## What the exercise asks
Without the pictures, return each record as it appears.

Records from a collection of figures
__________________________________________________

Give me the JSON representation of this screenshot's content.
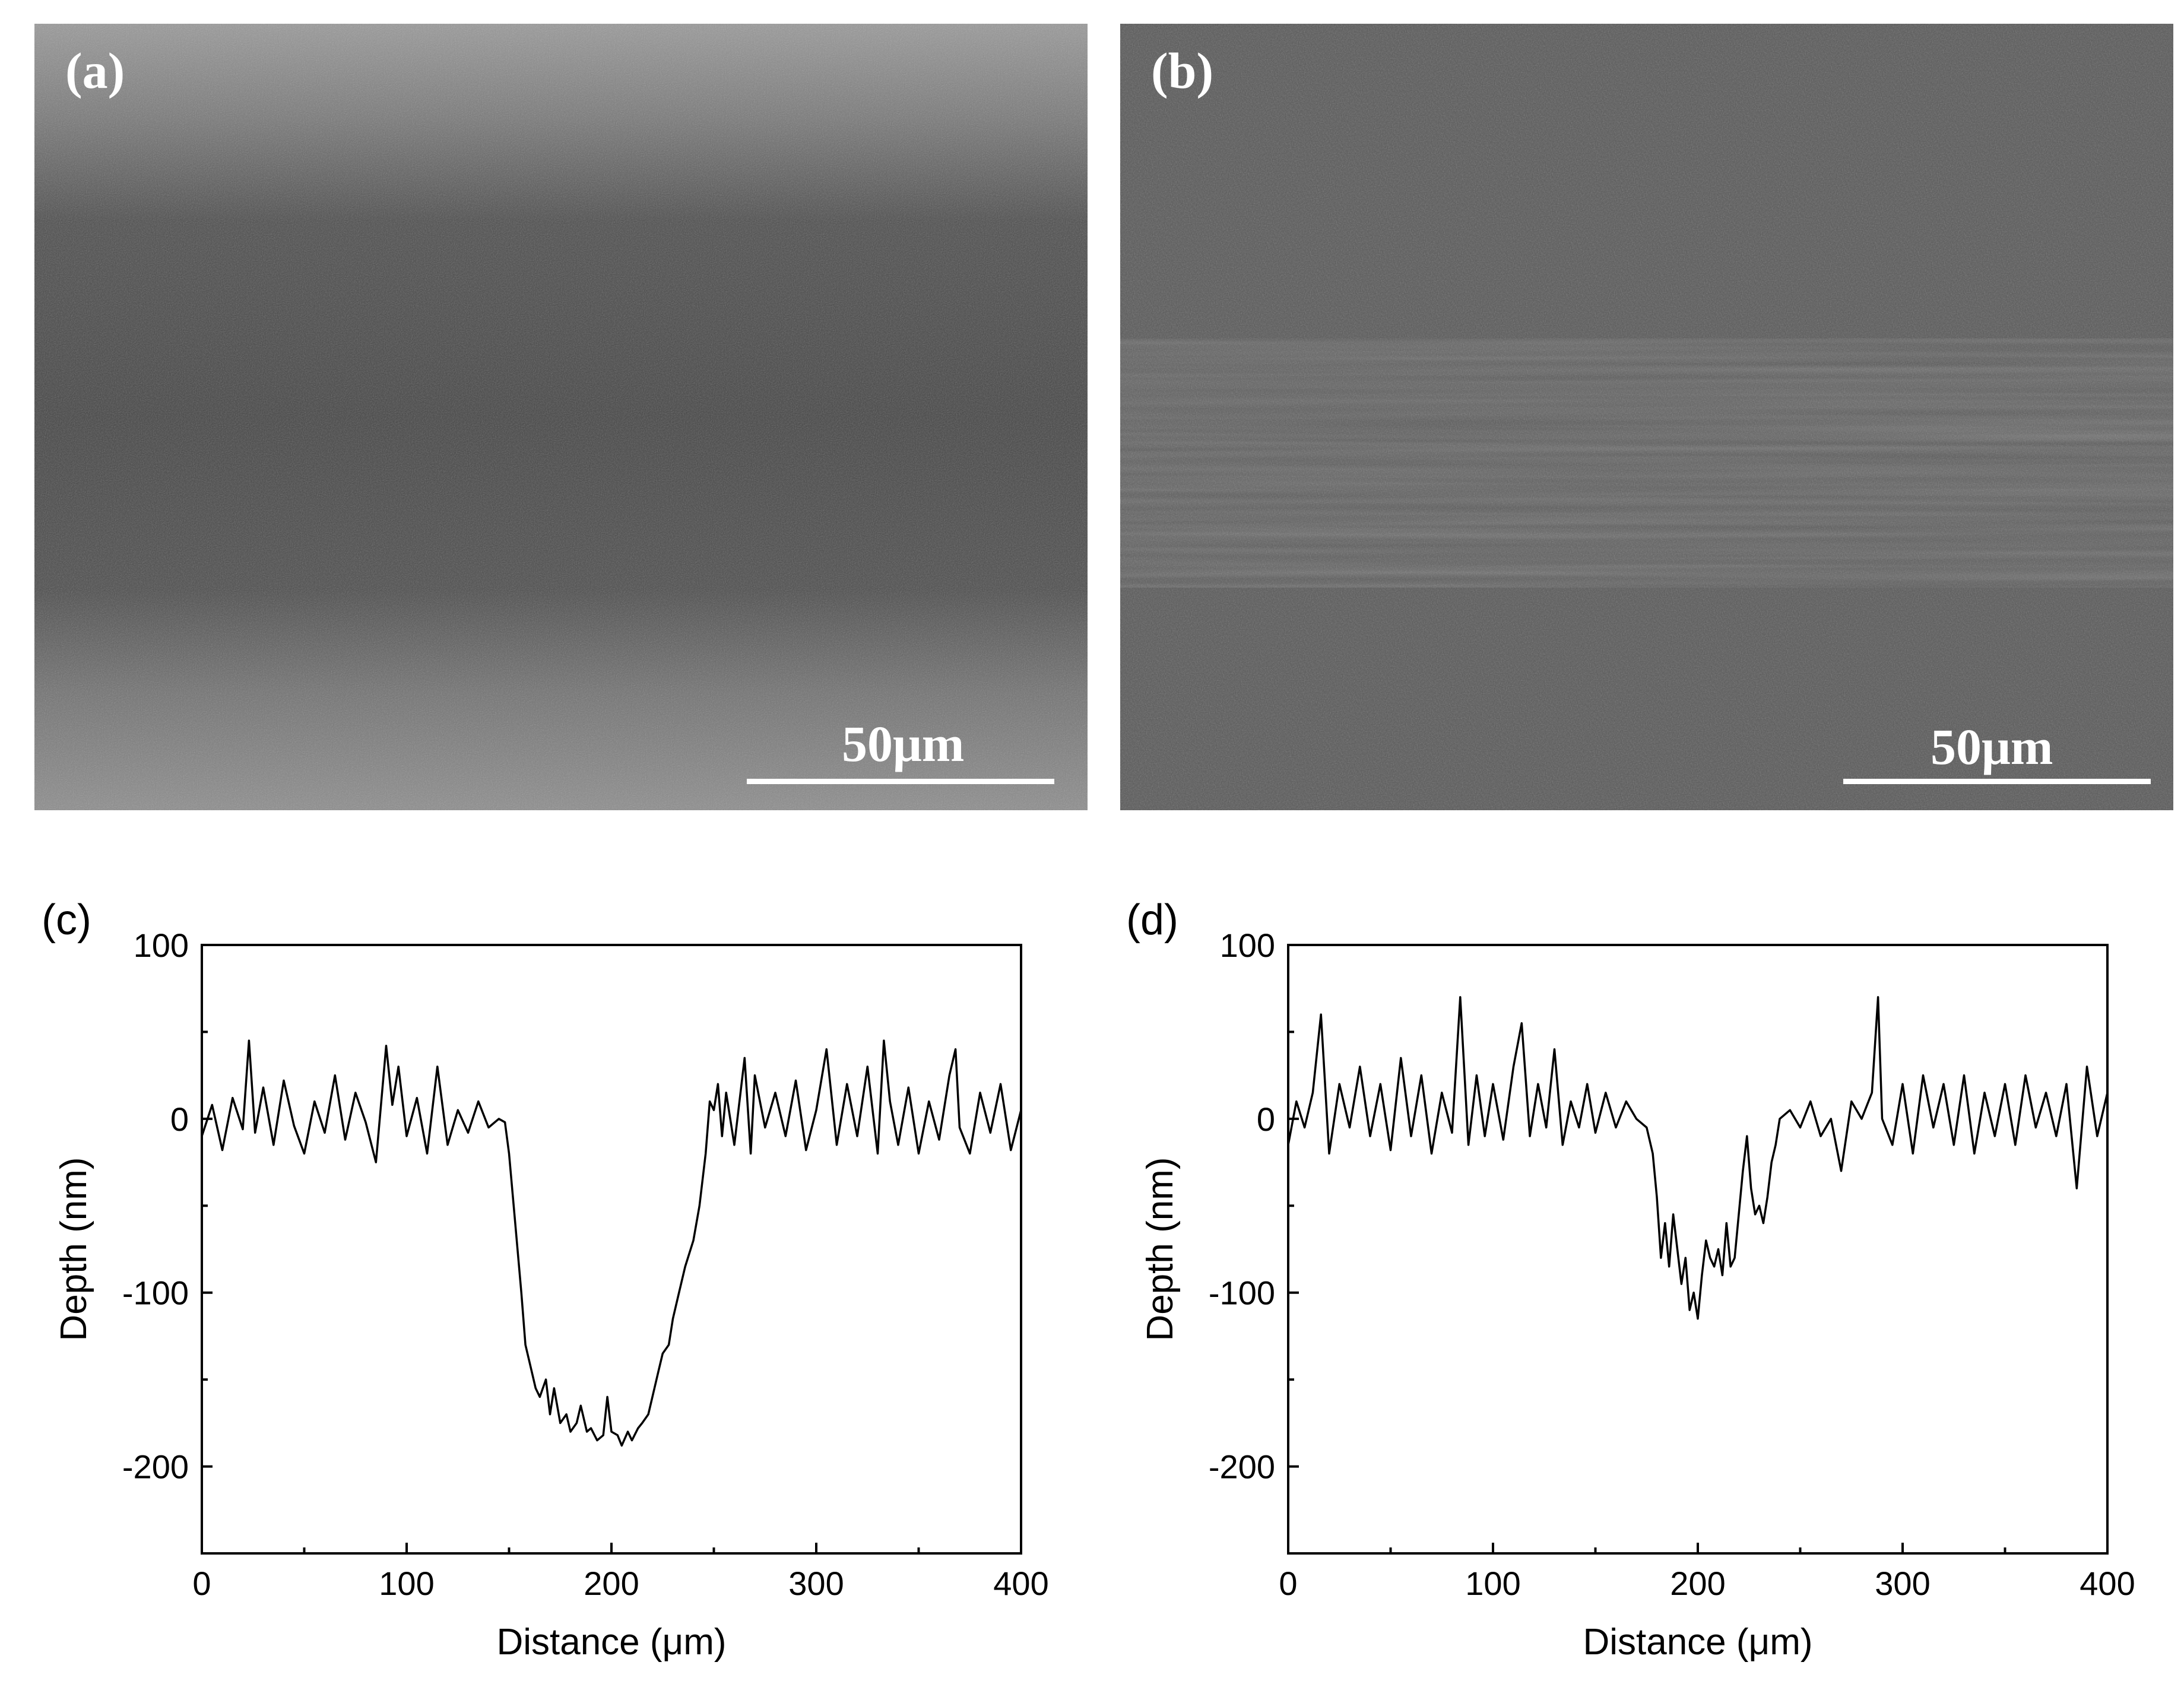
{
  "panels": {
    "a": {
      "label": "(a)",
      "scale_label": "50μm"
    },
    "b": {
      "label": "(b)",
      "scale_label": "50μm"
    },
    "c": {
      "label": "(c)"
    },
    "d": {
      "label": "(d)"
    }
  },
  "chart_data": [
    {
      "panel": "c",
      "type": "line",
      "xlabel": "Distance (μm)",
      "ylabel": "Depth (nm)",
      "xlim": [
        0,
        400
      ],
      "ylim": [
        -250,
        100
      ],
      "xticks": [
        0,
        100,
        200,
        300,
        400
      ],
      "yticks": [
        100,
        0,
        -100,
        -200
      ],
      "xtick_labels": [
        "0",
        "100",
        "200",
        "300",
        "400"
      ],
      "ytick_labels": [
        "100",
        "0",
        "-100",
        "-200"
      ],
      "grid": false,
      "series": [
        {
          "x": [
            0,
            5,
            10,
            15,
            20,
            23,
            26,
            30,
            35,
            40,
            45,
            50,
            55,
            60,
            65,
            70,
            75,
            80,
            85,
            90,
            93,
            96,
            100,
            105,
            110,
            115,
            120,
            125,
            130,
            135,
            140,
            145,
            148,
            150,
            153,
            156,
            158,
            160,
            163,
            165,
            168,
            170,
            172,
            175,
            178,
            180,
            183,
            185,
            188,
            190,
            193,
            196,
            198,
            200,
            203,
            205,
            208,
            210,
            213,
            215,
            218,
            220,
            223,
            225,
            228,
            230,
            233,
            236,
            240,
            243,
            246,
            248,
            250,
            252,
            254,
            256,
            260,
            265,
            268,
            270,
            275,
            280,
            285,
            290,
            295,
            300,
            305,
            310,
            315,
            320,
            325,
            330,
            333,
            336,
            340,
            345,
            350,
            355,
            360,
            365,
            368,
            370,
            375,
            380,
            385,
            390,
            395,
            400
          ],
          "y": [
            -10,
            8,
            -18,
            12,
            -6,
            45,
            -8,
            18,
            -15,
            22,
            -4,
            -20,
            10,
            -8,
            25,
            -12,
            15,
            -2,
            -25,
            42,
            8,
            30,
            -10,
            12,
            -20,
            30,
            -15,
            5,
            -8,
            10,
            -5,
            0,
            -2,
            -20,
            -60,
            -100,
            -130,
            -140,
            -155,
            -160,
            -150,
            -170,
            -155,
            -175,
            -170,
            -180,
            -175,
            -165,
            -180,
            -178,
            -185,
            -182,
            -160,
            -180,
            -182,
            -188,
            -180,
            -185,
            -178,
            -175,
            -170,
            -160,
            -145,
            -135,
            -130,
            -115,
            -100,
            -85,
            -70,
            -50,
            -20,
            10,
            5,
            20,
            -10,
            15,
            -15,
            35,
            -20,
            25,
            -5,
            15,
            -10,
            22,
            -18,
            5,
            40,
            -15,
            20,
            -10,
            30,
            -20,
            45,
            10,
            -15,
            18,
            -20,
            10,
            -12,
            25,
            40,
            -5,
            -20,
            15,
            -8,
            20,
            -18,
            5
          ]
        }
      ]
    },
    {
      "panel": "d",
      "type": "line",
      "xlabel": "Distance (μm)",
      "ylabel": "Depth (nm)",
      "xlim": [
        0,
        400
      ],
      "ylim": [
        -250,
        100
      ],
      "xticks": [
        0,
        100,
        200,
        300,
        400
      ],
      "yticks": [
        100,
        0,
        -100,
        -200
      ],
      "xtick_labels": [
        "0",
        "100",
        "200",
        "300",
        "400"
      ],
      "ytick_labels": [
        "100",
        "0",
        "-100",
        "-200"
      ],
      "grid": false,
      "series": [
        {
          "x": [
            0,
            4,
            8,
            12,
            16,
            20,
            25,
            30,
            35,
            40,
            45,
            50,
            55,
            60,
            65,
            70,
            75,
            80,
            84,
            88,
            92,
            96,
            100,
            105,
            110,
            114,
            118,
            122,
            126,
            130,
            134,
            138,
            142,
            146,
            150,
            155,
            160,
            165,
            170,
            175,
            178,
            180,
            182,
            184,
            186,
            188,
            190,
            192,
            194,
            196,
            198,
            200,
            202,
            204,
            206,
            208,
            210,
            212,
            214,
            216,
            218,
            220,
            222,
            224,
            226,
            228,
            230,
            232,
            234,
            236,
            238,
            240,
            245,
            250,
            255,
            260,
            265,
            270,
            275,
            280,
            285,
            288,
            290,
            295,
            300,
            305,
            310,
            315,
            320,
            325,
            330,
            335,
            340,
            345,
            350,
            355,
            360,
            365,
            370,
            375,
            380,
            385,
            390,
            395,
            400
          ],
          "y": [
            -15,
            10,
            -5,
            15,
            60,
            -20,
            20,
            -5,
            30,
            -10,
            20,
            -18,
            35,
            -10,
            25,
            -20,
            15,
            -8,
            70,
            -15,
            25,
            -10,
            20,
            -12,
            30,
            55,
            -10,
            20,
            -5,
            40,
            -15,
            10,
            -5,
            20,
            -8,
            15,
            -5,
            10,
            0,
            -5,
            -20,
            -45,
            -80,
            -60,
            -85,
            -55,
            -75,
            -95,
            -80,
            -110,
            -100,
            -115,
            -90,
            -70,
            -80,
            -85,
            -75,
            -90,
            -60,
            -85,
            -80,
            -55,
            -30,
            -10,
            -40,
            -55,
            -50,
            -60,
            -45,
            -25,
            -15,
            0,
            5,
            -5,
            10,
            -10,
            0,
            -30,
            10,
            0,
            15,
            70,
            0,
            -15,
            20,
            -20,
            25,
            -5,
            20,
            -15,
            25,
            -20,
            15,
            -10,
            20,
            -15,
            25,
            -5,
            15,
            -10,
            20,
            -40,
            30,
            -10,
            15
          ]
        }
      ]
    }
  ]
}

__________________________________________________

## Output of the task
Give me the JSON representation of this screenshot's content.
{
  "panels": {
    "a": {
      "label": "(a)",
      "scale_label": "50μm"
    },
    "b": {
      "label": "(b)",
      "scale_label": "50μm"
    },
    "c": {
      "label": "(c)"
    },
    "d": {
      "label": "(d)"
    }
  },
  "chart_data": [
    {
      "panel": "c",
      "type": "line",
      "xlabel": "Distance (μm)",
      "ylabel": "Depth (nm)",
      "xlim": [
        0,
        400
      ],
      "ylim": [
        -250,
        100
      ],
      "xticks": [
        0,
        100,
        200,
        300,
        400
      ],
      "yticks": [
        100,
        0,
        -100,
        -200
      ],
      "xtick_labels": [
        "0",
        "100",
        "200",
        "300",
        "400"
      ],
      "ytick_labels": [
        "100",
        "0",
        "-100",
        "-200"
      ],
      "grid": false,
      "series": [
        {
          "x": [
            0,
            5,
            10,
            15,
            20,
            23,
            26,
            30,
            35,
            40,
            45,
            50,
            55,
            60,
            65,
            70,
            75,
            80,
            85,
            90,
            93,
            96,
            100,
            105,
            110,
            115,
            120,
            125,
            130,
            135,
            140,
            145,
            148,
            150,
            153,
            156,
            158,
            160,
            163,
            165,
            168,
            170,
            172,
            175,
            178,
            180,
            183,
            185,
            188,
            190,
            193,
            196,
            198,
            200,
            203,
            205,
            208,
            210,
            213,
            215,
            218,
            220,
            223,
            225,
            228,
            230,
            233,
            236,
            240,
            243,
            246,
            248,
            250,
            252,
            254,
            256,
            260,
            265,
            268,
            270,
            275,
            280,
            285,
            290,
            295,
            300,
            305,
            310,
            315,
            320,
            325,
            330,
            333,
            336,
            340,
            345,
            350,
            355,
            360,
            365,
            368,
            370,
            375,
            380,
            385,
            390,
            395,
            400
          ],
          "y": [
            -10,
            8,
            -18,
            12,
            -6,
            45,
            -8,
            18,
            -15,
            22,
            -4,
            -20,
            10,
            -8,
            25,
            -12,
            15,
            -2,
            -25,
            42,
            8,
            30,
            -10,
            12,
            -20,
            30,
            -15,
            5,
            -8,
            10,
            -5,
            0,
            -2,
            -20,
            -60,
            -100,
            -130,
            -140,
            -155,
            -160,
            -150,
            -170,
            -155,
            -175,
            -170,
            -180,
            -175,
            -165,
            -180,
            -178,
            -185,
            -182,
            -160,
            -180,
            -182,
            -188,
            -180,
            -185,
            -178,
            -175,
            -170,
            -160,
            -145,
            -135,
            -130,
            -115,
            -100,
            -85,
            -70,
            -50,
            -20,
            10,
            5,
            20,
            -10,
            15,
            -15,
            35,
            -20,
            25,
            -5,
            15,
            -10,
            22,
            -18,
            5,
            40,
            -15,
            20,
            -10,
            30,
            -20,
            45,
            10,
            -15,
            18,
            -20,
            10,
            -12,
            25,
            40,
            -5,
            -20,
            15,
            -8,
            20,
            -18,
            5
          ]
        }
      ]
    },
    {
      "panel": "d",
      "type": "line",
      "xlabel": "Distance (μm)",
      "ylabel": "Depth (nm)",
      "xlim": [
        0,
        400
      ],
      "ylim": [
        -250,
        100
      ],
      "xticks": [
        0,
        100,
        200,
        300,
        400
      ],
      "yticks": [
        100,
        0,
        -100,
        -200
      ],
      "xtick_labels": [
        "0",
        "100",
        "200",
        "300",
        "400"
      ],
      "ytick_labels": [
        "100",
        "0",
        "-100",
        "-200"
      ],
      "grid": false,
      "series": [
        {
          "x": [
            0,
            4,
            8,
            12,
            16,
            20,
            25,
            30,
            35,
            40,
            45,
            50,
            55,
            60,
            65,
            70,
            75,
            80,
            84,
            88,
            92,
            96,
            100,
            105,
            110,
            114,
            118,
            122,
            126,
            130,
            134,
            138,
            142,
            146,
            150,
            155,
            160,
            165,
            170,
            175,
            178,
            180,
            182,
            184,
            186,
            188,
            190,
            192,
            194,
            196,
            198,
            200,
            202,
            204,
            206,
            208,
            210,
            212,
            214,
            216,
            218,
            220,
            222,
            224,
            226,
            228,
            230,
            232,
            234,
            236,
            238,
            240,
            245,
            250,
            255,
            260,
            265,
            270,
            275,
            280,
            285,
            288,
            290,
            295,
            300,
            305,
            310,
            315,
            320,
            325,
            330,
            335,
            340,
            345,
            350,
            355,
            360,
            365,
            370,
            375,
            380,
            385,
            390,
            395,
            400
          ],
          "y": [
            -15,
            10,
            -5,
            15,
            60,
            -20,
            20,
            -5,
            30,
            -10,
            20,
            -18,
            35,
            -10,
            25,
            -20,
            15,
            -8,
            70,
            -15,
            25,
            -10,
            20,
            -12,
            30,
            55,
            -10,
            20,
            -5,
            40,
            -15,
            10,
            -5,
            20,
            -8,
            15,
            -5,
            10,
            0,
            -5,
            -20,
            -45,
            -80,
            -60,
            -85,
            -55,
            -75,
            -95,
            -80,
            -110,
            -100,
            -115,
            -90,
            -70,
            -80,
            -85,
            -75,
            -90,
            -60,
            -85,
            -80,
            -55,
            -30,
            -10,
            -40,
            -55,
            -50,
            -60,
            -45,
            -25,
            -15,
            0,
            5,
            -5,
            10,
            -10,
            0,
            -30,
            10,
            0,
            15,
            70,
            0,
            -15,
            20,
            -20,
            25,
            -5,
            20,
            -15,
            25,
            -20,
            15,
            -10,
            20,
            -15,
            25,
            -5,
            15,
            -10,
            20,
            -40,
            30,
            -10,
            15
          ]
        }
      ]
    }
  ]
}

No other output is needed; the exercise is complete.